* Data shown:
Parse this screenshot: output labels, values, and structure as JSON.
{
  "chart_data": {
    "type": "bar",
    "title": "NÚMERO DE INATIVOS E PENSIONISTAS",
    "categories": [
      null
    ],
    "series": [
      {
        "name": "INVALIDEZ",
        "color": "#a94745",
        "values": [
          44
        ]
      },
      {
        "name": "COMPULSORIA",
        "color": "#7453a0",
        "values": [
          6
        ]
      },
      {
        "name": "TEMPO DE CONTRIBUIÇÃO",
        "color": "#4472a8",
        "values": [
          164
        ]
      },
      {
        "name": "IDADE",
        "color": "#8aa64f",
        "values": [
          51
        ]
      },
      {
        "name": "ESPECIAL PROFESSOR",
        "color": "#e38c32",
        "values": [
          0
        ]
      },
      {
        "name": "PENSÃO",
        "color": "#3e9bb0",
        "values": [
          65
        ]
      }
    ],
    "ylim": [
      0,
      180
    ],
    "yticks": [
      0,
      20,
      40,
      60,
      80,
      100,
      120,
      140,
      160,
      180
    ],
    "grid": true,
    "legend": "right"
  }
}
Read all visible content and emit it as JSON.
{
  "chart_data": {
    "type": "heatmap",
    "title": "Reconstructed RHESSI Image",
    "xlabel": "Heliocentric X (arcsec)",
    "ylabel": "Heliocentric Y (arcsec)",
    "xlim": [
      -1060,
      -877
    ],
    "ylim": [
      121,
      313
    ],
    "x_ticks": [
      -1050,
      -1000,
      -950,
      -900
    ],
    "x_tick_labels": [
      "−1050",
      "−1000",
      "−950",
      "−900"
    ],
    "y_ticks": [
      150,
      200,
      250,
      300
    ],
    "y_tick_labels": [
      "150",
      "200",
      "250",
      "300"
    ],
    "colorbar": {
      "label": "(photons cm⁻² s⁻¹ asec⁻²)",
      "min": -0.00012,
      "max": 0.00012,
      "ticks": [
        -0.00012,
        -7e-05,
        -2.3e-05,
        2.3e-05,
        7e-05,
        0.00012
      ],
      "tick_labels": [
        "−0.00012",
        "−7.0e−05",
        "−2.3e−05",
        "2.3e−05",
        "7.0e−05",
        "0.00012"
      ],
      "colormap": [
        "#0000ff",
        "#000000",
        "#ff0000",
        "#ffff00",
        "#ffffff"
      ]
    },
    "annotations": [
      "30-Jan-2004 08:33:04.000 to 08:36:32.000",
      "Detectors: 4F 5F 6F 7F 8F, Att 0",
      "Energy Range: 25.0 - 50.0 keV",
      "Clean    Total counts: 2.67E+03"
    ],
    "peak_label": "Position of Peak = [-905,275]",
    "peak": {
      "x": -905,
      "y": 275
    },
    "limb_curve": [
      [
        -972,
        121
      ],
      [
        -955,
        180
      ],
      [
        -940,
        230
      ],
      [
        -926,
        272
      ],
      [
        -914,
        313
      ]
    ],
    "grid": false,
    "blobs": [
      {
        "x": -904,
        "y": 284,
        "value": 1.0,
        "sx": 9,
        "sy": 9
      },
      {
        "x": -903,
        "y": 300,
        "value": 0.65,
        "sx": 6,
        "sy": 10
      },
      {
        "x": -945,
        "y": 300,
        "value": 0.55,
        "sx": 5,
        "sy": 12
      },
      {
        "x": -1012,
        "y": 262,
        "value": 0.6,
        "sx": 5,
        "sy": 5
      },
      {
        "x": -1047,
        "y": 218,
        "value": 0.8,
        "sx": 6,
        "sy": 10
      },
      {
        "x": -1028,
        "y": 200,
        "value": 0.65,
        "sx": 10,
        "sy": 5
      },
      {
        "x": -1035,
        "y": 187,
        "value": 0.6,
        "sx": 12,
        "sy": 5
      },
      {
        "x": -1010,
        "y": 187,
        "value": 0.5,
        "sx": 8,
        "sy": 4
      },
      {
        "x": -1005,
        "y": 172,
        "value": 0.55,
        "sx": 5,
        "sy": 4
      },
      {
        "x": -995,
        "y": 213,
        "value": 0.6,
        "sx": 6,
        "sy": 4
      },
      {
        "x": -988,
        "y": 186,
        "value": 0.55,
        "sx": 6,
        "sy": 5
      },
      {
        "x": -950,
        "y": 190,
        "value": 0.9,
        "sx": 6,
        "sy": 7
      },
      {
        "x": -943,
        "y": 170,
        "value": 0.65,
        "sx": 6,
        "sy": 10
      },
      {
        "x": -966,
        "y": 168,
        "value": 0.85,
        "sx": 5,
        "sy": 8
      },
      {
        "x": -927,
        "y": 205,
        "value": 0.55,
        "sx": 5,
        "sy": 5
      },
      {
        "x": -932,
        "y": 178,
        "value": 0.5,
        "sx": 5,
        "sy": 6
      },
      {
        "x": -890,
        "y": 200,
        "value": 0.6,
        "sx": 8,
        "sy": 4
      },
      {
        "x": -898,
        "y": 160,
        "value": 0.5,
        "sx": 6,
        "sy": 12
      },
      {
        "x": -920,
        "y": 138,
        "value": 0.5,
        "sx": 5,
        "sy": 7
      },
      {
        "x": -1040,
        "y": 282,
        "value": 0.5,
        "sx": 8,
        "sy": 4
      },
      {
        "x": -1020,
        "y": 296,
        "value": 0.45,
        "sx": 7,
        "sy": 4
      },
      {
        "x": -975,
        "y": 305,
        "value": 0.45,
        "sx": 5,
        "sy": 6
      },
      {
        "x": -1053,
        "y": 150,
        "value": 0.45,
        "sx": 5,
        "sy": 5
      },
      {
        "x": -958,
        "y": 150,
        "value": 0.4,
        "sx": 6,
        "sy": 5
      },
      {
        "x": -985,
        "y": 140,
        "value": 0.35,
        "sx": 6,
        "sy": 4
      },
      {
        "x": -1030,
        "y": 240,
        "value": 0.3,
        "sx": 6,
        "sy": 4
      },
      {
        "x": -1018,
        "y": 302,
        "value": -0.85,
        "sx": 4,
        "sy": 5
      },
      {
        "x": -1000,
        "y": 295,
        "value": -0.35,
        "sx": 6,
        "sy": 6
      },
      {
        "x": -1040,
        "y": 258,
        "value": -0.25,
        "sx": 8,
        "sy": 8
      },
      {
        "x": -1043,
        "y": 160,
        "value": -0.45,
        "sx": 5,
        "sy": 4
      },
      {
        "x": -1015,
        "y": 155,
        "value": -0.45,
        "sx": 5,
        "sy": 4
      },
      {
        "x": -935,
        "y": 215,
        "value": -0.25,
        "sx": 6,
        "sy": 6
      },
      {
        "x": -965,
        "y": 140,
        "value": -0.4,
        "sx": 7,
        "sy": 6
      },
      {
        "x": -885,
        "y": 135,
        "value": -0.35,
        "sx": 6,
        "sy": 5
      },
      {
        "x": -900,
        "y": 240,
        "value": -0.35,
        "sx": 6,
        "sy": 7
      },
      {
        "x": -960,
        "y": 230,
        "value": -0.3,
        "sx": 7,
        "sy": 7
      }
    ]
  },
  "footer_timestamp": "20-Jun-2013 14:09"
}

* The exercise:
Repeat the records above exactly as they appear.

* Solution to this exercise:
Parse this screenshot: output labels, values, and structure as JSON.
{
  "chart_data": {
    "type": "bar",
    "title": "NÚMERO DE INATIVOS E PENSIONISTAS",
    "categories": [
      null
    ],
    "series": [
      {
        "name": "INVALIDEZ",
        "color": "#a94745",
        "values": [
          44
        ]
      },
      {
        "name": "COMPULSORIA",
        "color": "#7453a0",
        "values": [
          6
        ]
      },
      {
        "name": "TEMPO DE CONTRIBUIÇÃO",
        "color": "#4472a8",
        "values": [
          164
        ]
      },
      {
        "name": "IDADE",
        "color": "#8aa64f",
        "values": [
          51
        ]
      },
      {
        "name": "ESPECIAL PROFESSOR",
        "color": "#e38c32",
        "values": [
          0
        ]
      },
      {
        "name": "PENSÃO",
        "color": "#3e9bb0",
        "values": [
          65
        ]
      }
    ],
    "ylim": [
      0,
      180
    ],
    "yticks": [
      0,
      20,
      40,
      60,
      80,
      100,
      120,
      140,
      160,
      180
    ],
    "grid": true,
    "legend": "right"
  }
}
Read all visible content and emit it as JSON.
{
  "chart_data": {
    "type": "heatmap",
    "title": "Reconstructed RHESSI Image",
    "xlabel": "Heliocentric X (arcsec)",
    "ylabel": "Heliocentric Y (arcsec)",
    "xlim": [
      -1060,
      -877
    ],
    "ylim": [
      121,
      313
    ],
    "x_ticks": [
      -1050,
      -1000,
      -950,
      -900
    ],
    "x_tick_labels": [
      "−1050",
      "−1000",
      "−950",
      "−900"
    ],
    "y_ticks": [
      150,
      200,
      250,
      300
    ],
    "y_tick_labels": [
      "150",
      "200",
      "250",
      "300"
    ],
    "colorbar": {
      "label": "(photons cm⁻² s⁻¹ asec⁻²)",
      "min": -0.00012,
      "max": 0.00012,
      "ticks": [
        -0.00012,
        -7e-05,
        -2.3e-05,
        2.3e-05,
        7e-05,
        0.00012
      ],
      "tick_labels": [
        "−0.00012",
        "−7.0e−05",
        "−2.3e−05",
        "2.3e−05",
        "7.0e−05",
        "0.00012"
      ],
      "colormap": [
        "#0000ff",
        "#000000",
        "#ff0000",
        "#ffff00",
        "#ffffff"
      ]
    },
    "annotations": [
      "30-Jan-2004 08:33:04.000 to 08:36:32.000",
      "Detectors: 4F 5F 6F 7F 8F, Att 0",
      "Energy Range: 25.0 - 50.0 keV",
      "Clean    Total counts: 2.67E+03"
    ],
    "peak_label": "Position of Peak = [-905,275]",
    "peak": {
      "x": -905,
      "y": 275
    },
    "limb_curve": [
      [
        -972,
        121
      ],
      [
        -955,
        180
      ],
      [
        -940,
        230
      ],
      [
        -926,
        272
      ],
      [
        -914,
        313
      ]
    ],
    "grid": false,
    "blobs": [
      {
        "x": -904,
        "y": 284,
        "value": 1.0,
        "sx": 9,
        "sy": 9
      },
      {
        "x": -903,
        "y": 300,
        "value": 0.65,
        "sx": 6,
        "sy": 10
      },
      {
        "x": -945,
        "y": 300,
        "value": 0.55,
        "sx": 5,
        "sy": 12
      },
      {
        "x": -1012,
        "y": 262,
        "value": 0.6,
        "sx": 5,
        "sy": 5
      },
      {
        "x": -1047,
        "y": 218,
        "value": 0.8,
        "sx": 6,
        "sy": 10
      },
      {
        "x": -1028,
        "y": 200,
        "value": 0.65,
        "sx": 10,
        "sy": 5
      },
      {
        "x": -1035,
        "y": 187,
        "value": 0.6,
        "sx": 12,
        "sy": 5
      },
      {
        "x": -1010,
        "y": 187,
        "value": 0.5,
        "sx": 8,
        "sy": 4
      },
      {
        "x": -1005,
        "y": 172,
        "value": 0.55,
        "sx": 5,
        "sy": 4
      },
      {
        "x": -995,
        "y": 213,
        "value": 0.6,
        "sx": 6,
        "sy": 4
      },
      {
        "x": -988,
        "y": 186,
        "value": 0.55,
        "sx": 6,
        "sy": 5
      },
      {
        "x": -950,
        "y": 190,
        "value": 0.9,
        "sx": 6,
        "sy": 7
      },
      {
        "x": -943,
        "y": 170,
        "value": 0.65,
        "sx": 6,
        "sy": 10
      },
      {
        "x": -966,
        "y": 168,
        "value": 0.85,
        "sx": 5,
        "sy": 8
      },
      {
        "x": -927,
        "y": 205,
        "value": 0.55,
        "sx": 5,
        "sy": 5
      },
      {
        "x": -932,
        "y": 178,
        "value": 0.5,
        "sx": 5,
        "sy": 6
      },
      {
        "x": -890,
        "y": 200,
        "value": 0.6,
        "sx": 8,
        "sy": 4
      },
      {
        "x": -898,
        "y": 160,
        "value": 0.5,
        "sx": 6,
        "sy": 12
      },
      {
        "x": -920,
        "y": 138,
        "value": 0.5,
        "sx": 5,
        "sy": 7
      },
      {
        "x": -1040,
        "y": 282,
        "value": 0.5,
        "sx": 8,
        "sy": 4
      },
      {
        "x": -1020,
        "y": 296,
        "value": 0.45,
        "sx": 7,
        "sy": 4
      },
      {
        "x": -975,
        "y": 305,
        "value": 0.45,
        "sx": 5,
        "sy": 6
      },
      {
        "x": -1053,
        "y": 150,
        "value": 0.45,
        "sx": 5,
        "sy": 5
      },
      {
        "x": -958,
        "y": 150,
        "value": 0.4,
        "sx": 6,
        "sy": 5
      },
      {
        "x": -985,
        "y": 140,
        "value": 0.35,
        "sx": 6,
        "sy": 4
      },
      {
        "x": -1030,
        "y": 240,
        "value": 0.3,
        "sx": 6,
        "sy": 4
      },
      {
        "x": -1018,
        "y": 302,
        "value": -0.85,
        "sx": 4,
        "sy": 5
      },
      {
        "x": -1000,
        "y": 295,
        "value": -0.35,
        "sx": 6,
        "sy": 6
      },
      {
        "x": -1040,
        "y": 258,
        "value": -0.25,
        "sx": 8,
        "sy": 8
      },
      {
        "x": -1043,
        "y": 160,
        "value": -0.45,
        "sx": 5,
        "sy": 4
      },
      {
        "x": -1015,
        "y": 155,
        "value": -0.45,
        "sx": 5,
        "sy": 4
      },
      {
        "x": -935,
        "y": 215,
        "value": -0.25,
        "sx": 6,
        "sy": 6
      },
      {
        "x": -965,
        "y": 140,
        "value": -0.4,
        "sx": 7,
        "sy": 6
      },
      {
        "x": -885,
        "y": 135,
        "value": -0.35,
        "sx": 6,
        "sy": 5
      },
      {
        "x": -900,
        "y": 240,
        "value": -0.35,
        "sx": 6,
        "sy": 7
      },
      {
        "x": -960,
        "y": 230,
        "value": -0.3,
        "sx": 7,
        "sy": 7
      }
    ]
  },
  "footer_timestamp": "20-Jun-2013 14:09"
}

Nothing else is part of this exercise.